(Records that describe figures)
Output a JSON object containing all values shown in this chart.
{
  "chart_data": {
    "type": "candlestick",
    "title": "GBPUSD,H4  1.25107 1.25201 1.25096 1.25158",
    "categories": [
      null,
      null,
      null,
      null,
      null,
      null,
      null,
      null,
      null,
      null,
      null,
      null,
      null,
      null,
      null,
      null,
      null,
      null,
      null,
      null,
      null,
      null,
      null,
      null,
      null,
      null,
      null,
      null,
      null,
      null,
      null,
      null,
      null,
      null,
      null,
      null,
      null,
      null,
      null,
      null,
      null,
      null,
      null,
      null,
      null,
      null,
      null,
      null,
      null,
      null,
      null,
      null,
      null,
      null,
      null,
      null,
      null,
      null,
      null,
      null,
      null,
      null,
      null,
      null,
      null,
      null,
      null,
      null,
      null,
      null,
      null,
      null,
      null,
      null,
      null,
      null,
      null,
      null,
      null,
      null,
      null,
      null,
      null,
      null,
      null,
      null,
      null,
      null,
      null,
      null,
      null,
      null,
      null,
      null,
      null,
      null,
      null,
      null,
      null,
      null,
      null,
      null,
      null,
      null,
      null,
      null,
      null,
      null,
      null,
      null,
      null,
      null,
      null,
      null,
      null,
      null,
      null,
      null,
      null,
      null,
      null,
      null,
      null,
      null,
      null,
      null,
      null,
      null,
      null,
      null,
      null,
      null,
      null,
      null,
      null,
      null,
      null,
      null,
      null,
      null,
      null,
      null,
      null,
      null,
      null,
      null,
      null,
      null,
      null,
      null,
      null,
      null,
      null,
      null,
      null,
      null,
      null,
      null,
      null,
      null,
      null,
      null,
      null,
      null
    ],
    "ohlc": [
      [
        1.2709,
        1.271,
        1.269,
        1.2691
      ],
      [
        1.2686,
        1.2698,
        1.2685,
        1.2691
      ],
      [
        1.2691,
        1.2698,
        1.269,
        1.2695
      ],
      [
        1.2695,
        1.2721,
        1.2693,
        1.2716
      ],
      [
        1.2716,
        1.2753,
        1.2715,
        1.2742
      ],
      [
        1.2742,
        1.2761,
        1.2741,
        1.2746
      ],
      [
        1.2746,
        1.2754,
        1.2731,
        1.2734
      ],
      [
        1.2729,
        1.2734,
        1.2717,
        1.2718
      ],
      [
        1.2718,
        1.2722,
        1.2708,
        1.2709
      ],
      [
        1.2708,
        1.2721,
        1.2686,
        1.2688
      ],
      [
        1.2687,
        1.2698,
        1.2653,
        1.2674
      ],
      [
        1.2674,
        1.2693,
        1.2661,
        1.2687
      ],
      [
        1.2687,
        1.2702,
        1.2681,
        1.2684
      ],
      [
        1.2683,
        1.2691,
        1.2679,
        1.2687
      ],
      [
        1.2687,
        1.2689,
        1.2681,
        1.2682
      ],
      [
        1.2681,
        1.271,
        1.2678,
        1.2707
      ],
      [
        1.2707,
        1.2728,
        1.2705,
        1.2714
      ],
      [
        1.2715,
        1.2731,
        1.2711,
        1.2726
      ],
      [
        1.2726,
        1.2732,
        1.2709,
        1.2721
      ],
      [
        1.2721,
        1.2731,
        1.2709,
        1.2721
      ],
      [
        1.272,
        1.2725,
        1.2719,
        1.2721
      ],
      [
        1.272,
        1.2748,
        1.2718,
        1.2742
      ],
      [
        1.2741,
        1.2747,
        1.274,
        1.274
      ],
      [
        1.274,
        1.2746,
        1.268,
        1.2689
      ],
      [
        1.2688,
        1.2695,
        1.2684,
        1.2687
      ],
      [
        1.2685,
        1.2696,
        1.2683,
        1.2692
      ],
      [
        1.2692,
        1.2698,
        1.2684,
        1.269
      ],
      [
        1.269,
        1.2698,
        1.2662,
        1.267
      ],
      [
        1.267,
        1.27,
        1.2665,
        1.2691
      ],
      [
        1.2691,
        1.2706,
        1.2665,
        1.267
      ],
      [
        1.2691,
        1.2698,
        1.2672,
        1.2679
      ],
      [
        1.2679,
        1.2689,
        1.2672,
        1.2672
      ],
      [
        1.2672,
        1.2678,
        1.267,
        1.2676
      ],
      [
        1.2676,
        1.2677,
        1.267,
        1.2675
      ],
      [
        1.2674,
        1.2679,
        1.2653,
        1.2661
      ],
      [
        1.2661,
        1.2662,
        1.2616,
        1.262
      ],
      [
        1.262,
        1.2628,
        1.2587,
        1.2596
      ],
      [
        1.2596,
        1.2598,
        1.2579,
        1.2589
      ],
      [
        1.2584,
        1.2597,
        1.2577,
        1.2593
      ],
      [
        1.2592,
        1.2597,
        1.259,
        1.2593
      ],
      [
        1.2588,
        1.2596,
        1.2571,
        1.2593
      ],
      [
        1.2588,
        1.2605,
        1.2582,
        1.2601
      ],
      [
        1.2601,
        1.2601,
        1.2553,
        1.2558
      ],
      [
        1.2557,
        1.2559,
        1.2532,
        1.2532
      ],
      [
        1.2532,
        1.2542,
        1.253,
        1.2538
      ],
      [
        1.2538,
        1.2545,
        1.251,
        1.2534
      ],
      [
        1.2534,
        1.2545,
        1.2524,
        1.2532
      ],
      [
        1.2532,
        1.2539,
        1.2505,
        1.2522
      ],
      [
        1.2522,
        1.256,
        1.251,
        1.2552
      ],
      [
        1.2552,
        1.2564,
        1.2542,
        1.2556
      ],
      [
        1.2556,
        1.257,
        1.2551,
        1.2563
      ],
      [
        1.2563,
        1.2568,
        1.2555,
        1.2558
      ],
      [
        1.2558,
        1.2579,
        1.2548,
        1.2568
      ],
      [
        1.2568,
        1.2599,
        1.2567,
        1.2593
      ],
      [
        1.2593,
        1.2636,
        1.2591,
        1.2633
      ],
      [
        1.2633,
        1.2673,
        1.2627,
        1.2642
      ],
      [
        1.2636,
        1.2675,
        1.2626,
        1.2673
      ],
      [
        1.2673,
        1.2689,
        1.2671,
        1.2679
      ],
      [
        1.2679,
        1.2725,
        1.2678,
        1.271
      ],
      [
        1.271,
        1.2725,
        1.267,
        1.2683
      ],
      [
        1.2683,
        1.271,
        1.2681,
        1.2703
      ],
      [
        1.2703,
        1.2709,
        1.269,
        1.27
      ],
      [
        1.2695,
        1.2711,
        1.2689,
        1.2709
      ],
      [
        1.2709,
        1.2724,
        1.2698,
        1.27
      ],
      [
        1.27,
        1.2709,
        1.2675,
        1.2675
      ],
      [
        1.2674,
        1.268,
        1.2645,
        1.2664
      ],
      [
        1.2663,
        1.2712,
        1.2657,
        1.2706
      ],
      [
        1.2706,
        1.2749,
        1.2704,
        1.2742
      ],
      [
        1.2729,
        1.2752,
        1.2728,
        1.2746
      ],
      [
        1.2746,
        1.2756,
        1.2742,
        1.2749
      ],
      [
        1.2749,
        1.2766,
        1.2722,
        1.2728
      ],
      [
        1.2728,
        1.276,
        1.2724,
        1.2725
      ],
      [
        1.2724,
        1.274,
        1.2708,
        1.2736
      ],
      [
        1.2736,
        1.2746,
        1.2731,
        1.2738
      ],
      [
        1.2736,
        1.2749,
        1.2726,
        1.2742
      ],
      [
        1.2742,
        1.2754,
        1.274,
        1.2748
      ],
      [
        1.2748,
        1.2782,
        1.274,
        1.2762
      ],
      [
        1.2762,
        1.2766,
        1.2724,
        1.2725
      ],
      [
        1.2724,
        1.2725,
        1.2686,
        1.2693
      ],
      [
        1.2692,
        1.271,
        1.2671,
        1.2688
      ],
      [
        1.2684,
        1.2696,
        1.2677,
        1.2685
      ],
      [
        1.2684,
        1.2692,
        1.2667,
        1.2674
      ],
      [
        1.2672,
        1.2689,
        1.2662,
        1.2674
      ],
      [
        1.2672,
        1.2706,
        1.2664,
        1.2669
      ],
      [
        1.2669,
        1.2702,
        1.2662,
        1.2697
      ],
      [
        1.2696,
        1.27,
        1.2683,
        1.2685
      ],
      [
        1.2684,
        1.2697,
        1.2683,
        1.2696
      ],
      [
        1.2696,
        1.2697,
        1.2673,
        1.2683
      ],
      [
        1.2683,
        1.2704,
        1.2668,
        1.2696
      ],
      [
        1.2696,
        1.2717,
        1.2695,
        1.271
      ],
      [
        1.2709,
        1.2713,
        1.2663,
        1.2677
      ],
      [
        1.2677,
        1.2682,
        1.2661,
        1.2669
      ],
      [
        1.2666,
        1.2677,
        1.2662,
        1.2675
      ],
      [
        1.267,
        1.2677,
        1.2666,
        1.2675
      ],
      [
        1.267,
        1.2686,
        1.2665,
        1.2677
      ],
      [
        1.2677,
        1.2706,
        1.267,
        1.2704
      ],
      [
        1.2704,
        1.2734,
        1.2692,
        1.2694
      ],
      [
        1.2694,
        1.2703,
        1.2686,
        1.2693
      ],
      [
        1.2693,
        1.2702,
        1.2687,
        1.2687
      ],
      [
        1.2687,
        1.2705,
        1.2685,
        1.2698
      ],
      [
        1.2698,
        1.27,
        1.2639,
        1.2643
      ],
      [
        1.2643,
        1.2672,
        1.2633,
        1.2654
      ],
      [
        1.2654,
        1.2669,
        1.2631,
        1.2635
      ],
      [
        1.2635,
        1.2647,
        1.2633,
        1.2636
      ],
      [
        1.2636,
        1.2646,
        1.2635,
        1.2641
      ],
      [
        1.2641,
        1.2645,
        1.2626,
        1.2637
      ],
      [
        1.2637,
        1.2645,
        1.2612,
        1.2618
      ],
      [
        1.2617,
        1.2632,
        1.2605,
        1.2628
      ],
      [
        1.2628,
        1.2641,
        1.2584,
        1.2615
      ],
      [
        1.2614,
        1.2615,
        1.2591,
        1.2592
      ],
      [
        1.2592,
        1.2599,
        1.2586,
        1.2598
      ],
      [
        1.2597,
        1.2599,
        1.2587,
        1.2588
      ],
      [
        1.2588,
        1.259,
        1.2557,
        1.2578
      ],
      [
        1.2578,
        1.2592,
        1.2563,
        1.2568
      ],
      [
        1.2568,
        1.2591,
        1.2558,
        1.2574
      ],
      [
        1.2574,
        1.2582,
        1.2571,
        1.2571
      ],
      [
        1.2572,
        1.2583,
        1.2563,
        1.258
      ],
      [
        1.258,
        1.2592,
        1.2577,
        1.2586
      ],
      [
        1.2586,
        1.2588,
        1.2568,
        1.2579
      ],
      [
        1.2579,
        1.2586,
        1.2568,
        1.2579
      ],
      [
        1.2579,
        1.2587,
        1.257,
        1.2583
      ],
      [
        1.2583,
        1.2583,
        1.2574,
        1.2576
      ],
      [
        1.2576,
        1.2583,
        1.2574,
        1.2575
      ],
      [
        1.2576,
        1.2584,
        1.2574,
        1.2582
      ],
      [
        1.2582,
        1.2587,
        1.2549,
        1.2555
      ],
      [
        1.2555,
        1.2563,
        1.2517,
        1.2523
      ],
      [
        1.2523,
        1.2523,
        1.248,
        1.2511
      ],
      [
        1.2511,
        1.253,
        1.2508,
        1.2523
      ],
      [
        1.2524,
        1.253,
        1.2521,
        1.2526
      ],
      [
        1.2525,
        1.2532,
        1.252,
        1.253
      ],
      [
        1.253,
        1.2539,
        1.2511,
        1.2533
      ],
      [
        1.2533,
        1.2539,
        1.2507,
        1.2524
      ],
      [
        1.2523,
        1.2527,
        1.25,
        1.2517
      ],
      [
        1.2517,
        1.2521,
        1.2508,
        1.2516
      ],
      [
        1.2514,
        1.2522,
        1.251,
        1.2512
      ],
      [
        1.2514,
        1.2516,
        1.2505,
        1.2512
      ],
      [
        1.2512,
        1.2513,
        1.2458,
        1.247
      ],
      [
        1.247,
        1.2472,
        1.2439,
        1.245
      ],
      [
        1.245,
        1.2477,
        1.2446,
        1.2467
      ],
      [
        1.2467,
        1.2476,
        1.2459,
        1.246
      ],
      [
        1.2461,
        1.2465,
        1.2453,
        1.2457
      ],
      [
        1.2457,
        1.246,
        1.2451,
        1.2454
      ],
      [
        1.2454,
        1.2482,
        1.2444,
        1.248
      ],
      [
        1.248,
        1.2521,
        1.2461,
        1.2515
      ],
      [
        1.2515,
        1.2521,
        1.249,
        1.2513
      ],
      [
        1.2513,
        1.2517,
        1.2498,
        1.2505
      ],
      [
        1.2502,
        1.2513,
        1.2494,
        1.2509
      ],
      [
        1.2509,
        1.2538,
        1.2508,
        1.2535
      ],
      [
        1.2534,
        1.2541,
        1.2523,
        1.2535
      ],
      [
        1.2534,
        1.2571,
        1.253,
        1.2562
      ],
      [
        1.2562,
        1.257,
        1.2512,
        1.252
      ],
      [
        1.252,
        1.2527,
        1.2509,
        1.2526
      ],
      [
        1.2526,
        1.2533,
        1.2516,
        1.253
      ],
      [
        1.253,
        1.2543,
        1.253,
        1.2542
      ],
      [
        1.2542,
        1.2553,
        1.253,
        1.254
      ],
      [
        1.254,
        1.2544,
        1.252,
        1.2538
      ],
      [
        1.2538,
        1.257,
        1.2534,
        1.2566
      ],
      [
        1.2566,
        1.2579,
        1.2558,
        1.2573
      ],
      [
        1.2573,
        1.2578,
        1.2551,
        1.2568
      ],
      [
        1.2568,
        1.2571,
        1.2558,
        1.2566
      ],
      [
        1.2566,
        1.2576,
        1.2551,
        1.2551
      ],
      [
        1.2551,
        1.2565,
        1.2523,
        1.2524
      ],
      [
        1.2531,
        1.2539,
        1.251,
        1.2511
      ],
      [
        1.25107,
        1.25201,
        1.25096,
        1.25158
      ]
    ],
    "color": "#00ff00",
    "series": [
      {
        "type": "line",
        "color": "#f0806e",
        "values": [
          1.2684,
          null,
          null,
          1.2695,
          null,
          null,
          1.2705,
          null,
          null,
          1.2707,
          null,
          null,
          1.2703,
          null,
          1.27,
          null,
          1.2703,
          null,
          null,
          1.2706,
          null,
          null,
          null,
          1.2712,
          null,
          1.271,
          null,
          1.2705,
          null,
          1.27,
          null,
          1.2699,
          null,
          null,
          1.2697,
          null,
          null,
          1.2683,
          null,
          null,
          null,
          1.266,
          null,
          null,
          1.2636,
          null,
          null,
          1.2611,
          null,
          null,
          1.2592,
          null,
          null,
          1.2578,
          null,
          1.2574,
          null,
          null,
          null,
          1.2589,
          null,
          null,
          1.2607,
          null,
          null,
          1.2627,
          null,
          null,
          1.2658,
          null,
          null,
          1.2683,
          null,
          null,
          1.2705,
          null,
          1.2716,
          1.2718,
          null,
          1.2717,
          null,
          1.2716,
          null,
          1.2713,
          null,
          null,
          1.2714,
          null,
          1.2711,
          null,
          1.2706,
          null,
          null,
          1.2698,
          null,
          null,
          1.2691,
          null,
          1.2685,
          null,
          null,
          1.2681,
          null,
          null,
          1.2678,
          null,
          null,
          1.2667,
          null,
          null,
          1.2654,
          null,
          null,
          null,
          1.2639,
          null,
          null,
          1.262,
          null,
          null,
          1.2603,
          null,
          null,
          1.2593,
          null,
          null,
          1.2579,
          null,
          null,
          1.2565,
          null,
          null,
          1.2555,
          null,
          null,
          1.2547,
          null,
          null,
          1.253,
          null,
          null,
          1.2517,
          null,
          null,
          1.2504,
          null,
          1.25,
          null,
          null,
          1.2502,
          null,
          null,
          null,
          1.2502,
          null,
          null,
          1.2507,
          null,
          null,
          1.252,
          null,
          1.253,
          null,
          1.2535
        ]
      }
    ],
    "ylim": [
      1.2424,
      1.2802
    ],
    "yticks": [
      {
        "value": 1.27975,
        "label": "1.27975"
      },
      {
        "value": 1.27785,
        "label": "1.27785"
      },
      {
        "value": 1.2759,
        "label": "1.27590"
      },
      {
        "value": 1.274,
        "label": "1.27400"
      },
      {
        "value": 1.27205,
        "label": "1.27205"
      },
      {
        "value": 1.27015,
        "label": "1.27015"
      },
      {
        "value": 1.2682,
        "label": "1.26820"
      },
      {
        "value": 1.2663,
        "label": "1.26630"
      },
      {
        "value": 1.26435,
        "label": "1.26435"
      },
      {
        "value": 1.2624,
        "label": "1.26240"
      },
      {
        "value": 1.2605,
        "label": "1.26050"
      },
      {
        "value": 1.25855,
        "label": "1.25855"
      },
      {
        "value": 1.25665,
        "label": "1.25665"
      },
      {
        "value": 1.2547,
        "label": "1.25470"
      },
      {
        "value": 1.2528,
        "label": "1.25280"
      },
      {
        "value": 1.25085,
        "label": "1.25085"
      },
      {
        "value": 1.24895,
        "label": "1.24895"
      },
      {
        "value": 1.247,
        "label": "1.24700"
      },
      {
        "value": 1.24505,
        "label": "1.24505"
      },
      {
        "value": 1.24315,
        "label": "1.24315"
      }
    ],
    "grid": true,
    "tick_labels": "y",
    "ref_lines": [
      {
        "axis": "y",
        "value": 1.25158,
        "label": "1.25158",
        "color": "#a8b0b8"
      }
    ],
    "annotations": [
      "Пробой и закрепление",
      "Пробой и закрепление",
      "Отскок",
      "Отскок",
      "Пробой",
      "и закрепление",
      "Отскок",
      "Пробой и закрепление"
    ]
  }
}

* _WORK REQUIRED_
Show all lines from the data above in which the word "закрепление" appears.

* _COMPLETED TASK_
      "Пробой и закрепление",
      "Пробой и закрепление",
      "и закрепление",
      "Пробой и закрепление"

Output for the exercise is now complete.